Rebeldías aplazadas

El divorcio entre expectativas y realidad impacta negativamente en el desarrollo profesional de los jóvenes, si a eso se suma que muchos viven inmersos en un mundo virtual, la situación se complica aún más

En las aulas se suele palpar aquello que para unos jóvenes no está bien. ¿Cree que el boleto de metro es barato?, preguntan en busca de una respuesta que confirme su percepción de la cotidianeidad: la vida se les hace cara, el trabajo poco accesible y sin paga equilibrada —ya no se diga justa—, trasladarse a sus cursos una derrama de tiempo onerosa e improductiva. Y estamos hablando de muchachos y muchachas que acceden a la educación, no de aquellos que están fuera de ese mundo, una mayoría —solo 10 de cada 100 jóvenes de sectores pobres acceden a la universidad y, sumando todas las capas sociales, apenas 18% concluye una licenciatura, según el Instituto Mexicano para la Competitividad (IMCO)—.

Hace dos años, 400 de ellos, de entre 15 y 29 años, respondieron en una encuesta nacional de la Fundación SM que en 40% de los casos decían estar temerosos de cumplir las expectativas puestas sobre ellos en el entorno cercano y 56% sentían incertidumbre por su futuro. Tres de cada cinco jóvenes se quejaban, aún ya siendo mayores de edad, porque en casa, el trabajo o la calle quieren decirles qué hacer y cómo hacerlo. Eso hace que un tercio evita tomar decisiones por miedo a equivocarse.
+++
● Consigna 1
Resume en dos oraciones el texto de referencia sobre los jóvenes.
● Consigna 2
Explica en una o dos oraciones por qué, según el texto de referencia, un tercio de los jóvenes evita tomar decisiones.
+++
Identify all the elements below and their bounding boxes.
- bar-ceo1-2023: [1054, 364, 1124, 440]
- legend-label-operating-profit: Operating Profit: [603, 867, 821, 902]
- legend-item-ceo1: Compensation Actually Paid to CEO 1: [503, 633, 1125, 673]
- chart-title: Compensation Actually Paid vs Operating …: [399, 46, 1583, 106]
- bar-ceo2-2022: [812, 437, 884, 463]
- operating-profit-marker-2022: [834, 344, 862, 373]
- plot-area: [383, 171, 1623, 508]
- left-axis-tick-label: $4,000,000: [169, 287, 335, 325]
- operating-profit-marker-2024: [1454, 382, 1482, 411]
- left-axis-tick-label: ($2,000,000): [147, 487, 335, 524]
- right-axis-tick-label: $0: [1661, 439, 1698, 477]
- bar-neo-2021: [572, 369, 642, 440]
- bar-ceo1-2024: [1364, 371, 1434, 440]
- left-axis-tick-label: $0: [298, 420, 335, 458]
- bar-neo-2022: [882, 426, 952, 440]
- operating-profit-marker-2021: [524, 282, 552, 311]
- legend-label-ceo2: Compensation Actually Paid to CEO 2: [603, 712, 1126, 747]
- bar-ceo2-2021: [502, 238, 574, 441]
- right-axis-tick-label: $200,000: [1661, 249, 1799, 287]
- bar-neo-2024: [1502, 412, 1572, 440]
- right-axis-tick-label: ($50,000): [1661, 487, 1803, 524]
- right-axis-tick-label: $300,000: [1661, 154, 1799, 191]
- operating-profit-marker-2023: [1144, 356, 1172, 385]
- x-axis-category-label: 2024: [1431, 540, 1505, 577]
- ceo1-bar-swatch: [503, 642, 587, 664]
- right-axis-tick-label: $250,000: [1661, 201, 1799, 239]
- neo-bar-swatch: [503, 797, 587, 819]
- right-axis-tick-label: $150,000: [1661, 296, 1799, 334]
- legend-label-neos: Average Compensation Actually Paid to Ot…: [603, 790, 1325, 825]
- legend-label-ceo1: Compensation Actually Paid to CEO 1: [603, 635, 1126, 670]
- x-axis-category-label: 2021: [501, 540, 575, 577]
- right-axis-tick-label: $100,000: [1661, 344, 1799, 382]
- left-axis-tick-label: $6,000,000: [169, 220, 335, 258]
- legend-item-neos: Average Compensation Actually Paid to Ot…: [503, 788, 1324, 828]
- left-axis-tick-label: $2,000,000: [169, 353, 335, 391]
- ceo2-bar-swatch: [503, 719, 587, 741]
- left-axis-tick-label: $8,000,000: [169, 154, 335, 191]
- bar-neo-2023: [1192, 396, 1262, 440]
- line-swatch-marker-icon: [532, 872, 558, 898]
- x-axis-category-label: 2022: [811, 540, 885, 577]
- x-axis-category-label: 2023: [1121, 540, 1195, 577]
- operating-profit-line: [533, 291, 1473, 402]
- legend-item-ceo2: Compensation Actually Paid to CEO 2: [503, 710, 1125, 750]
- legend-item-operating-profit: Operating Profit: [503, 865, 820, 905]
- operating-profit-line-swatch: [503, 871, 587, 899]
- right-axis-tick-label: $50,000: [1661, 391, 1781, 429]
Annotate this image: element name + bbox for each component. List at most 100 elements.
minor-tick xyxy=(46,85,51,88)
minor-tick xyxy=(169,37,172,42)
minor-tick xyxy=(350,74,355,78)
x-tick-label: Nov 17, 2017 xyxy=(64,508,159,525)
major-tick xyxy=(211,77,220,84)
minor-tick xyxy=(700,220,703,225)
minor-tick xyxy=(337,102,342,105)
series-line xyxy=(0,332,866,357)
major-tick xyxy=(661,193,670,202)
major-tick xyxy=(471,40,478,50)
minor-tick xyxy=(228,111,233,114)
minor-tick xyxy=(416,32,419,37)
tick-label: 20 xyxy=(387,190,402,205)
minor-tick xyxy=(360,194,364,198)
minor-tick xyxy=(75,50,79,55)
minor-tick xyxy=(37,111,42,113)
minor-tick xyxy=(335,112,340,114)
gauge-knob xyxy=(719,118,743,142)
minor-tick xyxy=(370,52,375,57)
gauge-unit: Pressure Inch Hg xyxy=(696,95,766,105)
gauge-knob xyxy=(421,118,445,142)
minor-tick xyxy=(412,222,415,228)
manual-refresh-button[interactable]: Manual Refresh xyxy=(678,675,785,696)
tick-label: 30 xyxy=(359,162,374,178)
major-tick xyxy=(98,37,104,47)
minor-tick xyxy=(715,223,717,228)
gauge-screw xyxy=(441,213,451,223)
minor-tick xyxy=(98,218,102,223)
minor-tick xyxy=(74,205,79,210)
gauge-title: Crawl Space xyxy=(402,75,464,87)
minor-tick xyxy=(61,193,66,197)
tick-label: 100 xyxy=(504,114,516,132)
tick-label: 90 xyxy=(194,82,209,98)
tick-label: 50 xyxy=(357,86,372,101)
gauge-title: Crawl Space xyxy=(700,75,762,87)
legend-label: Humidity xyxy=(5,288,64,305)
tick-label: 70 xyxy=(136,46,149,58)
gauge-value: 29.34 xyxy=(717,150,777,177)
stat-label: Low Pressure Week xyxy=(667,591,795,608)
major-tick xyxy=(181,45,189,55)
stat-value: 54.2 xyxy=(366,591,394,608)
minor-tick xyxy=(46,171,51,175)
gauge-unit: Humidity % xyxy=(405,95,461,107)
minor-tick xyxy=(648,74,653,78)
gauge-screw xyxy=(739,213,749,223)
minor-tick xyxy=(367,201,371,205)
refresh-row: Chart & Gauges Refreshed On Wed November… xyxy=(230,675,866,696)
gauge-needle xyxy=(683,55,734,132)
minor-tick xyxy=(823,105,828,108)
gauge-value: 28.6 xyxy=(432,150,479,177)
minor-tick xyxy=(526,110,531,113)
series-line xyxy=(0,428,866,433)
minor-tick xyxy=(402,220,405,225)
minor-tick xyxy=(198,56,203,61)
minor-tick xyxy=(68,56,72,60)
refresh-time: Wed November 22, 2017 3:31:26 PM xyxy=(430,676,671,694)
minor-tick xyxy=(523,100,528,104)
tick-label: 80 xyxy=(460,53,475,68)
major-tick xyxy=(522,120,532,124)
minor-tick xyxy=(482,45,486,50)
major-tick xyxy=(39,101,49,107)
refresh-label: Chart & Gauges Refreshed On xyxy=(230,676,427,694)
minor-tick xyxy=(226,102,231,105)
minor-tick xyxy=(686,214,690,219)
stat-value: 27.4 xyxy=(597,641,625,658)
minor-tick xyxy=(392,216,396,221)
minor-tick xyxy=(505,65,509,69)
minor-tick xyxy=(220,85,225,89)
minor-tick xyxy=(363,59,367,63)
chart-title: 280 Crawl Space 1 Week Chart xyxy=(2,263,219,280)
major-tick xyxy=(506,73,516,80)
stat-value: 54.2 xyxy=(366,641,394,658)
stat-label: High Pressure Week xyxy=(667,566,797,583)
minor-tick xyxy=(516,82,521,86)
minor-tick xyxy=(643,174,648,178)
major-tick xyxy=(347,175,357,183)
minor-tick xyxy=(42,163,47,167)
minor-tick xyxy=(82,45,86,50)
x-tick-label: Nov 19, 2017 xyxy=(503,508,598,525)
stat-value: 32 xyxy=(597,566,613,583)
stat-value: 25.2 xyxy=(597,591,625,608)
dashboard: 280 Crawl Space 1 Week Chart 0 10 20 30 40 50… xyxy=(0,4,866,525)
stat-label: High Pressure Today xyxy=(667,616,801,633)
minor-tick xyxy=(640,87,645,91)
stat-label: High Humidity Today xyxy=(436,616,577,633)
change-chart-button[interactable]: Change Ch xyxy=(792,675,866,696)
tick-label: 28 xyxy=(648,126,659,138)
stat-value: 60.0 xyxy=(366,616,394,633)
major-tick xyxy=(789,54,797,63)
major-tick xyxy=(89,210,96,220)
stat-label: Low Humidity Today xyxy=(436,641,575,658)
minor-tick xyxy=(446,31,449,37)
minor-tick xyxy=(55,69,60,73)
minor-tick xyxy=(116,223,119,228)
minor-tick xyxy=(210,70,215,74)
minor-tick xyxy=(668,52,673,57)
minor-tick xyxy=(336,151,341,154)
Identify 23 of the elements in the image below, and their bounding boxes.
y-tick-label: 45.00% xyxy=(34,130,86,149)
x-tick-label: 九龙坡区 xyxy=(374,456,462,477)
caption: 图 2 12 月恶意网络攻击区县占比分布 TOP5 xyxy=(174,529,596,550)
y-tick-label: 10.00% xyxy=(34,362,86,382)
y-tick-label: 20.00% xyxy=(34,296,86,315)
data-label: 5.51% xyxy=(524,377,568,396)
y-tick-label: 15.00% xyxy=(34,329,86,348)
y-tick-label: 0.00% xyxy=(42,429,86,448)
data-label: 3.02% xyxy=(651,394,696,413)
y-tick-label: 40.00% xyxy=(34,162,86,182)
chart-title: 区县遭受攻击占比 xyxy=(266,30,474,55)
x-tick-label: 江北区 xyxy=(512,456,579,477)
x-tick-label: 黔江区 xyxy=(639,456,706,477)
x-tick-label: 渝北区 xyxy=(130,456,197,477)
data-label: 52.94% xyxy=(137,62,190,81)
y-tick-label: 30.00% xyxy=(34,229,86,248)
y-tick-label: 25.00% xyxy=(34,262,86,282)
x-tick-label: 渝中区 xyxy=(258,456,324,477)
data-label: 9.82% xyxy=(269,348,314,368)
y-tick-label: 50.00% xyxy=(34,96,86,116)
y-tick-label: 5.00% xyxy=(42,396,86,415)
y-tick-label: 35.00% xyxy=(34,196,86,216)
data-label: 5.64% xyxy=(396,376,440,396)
+++
● Respuesta 1
Los jóvenes que acceden a la educación perciben que la vida es cara, que el trabajo es poco accesible y mal pagado y que trasladarse a sus cursos es una pérdida de tiempo, aunque son una minoría: según el IMCO, apenas 18% concluye una licenciatura. En una encuesta nacional de la Fundación SM, 40% de los jóvenes dijo temer no cumplir las expectativas de su entorno, 56% sentía incertidumbre por su futuro y un tercio evitaba tomar decisiones por miedo a equivocarse.

● Respuesta 2
Lo evitan por miedo a equivocarse. El texto atribuye esta actitud a que tres de cada cinco jóvenes, aun siendo mayores de edad, se quejan de que en casa, en el trabajo o en la calle quieren decirles qué hacer y cómo hacerlo.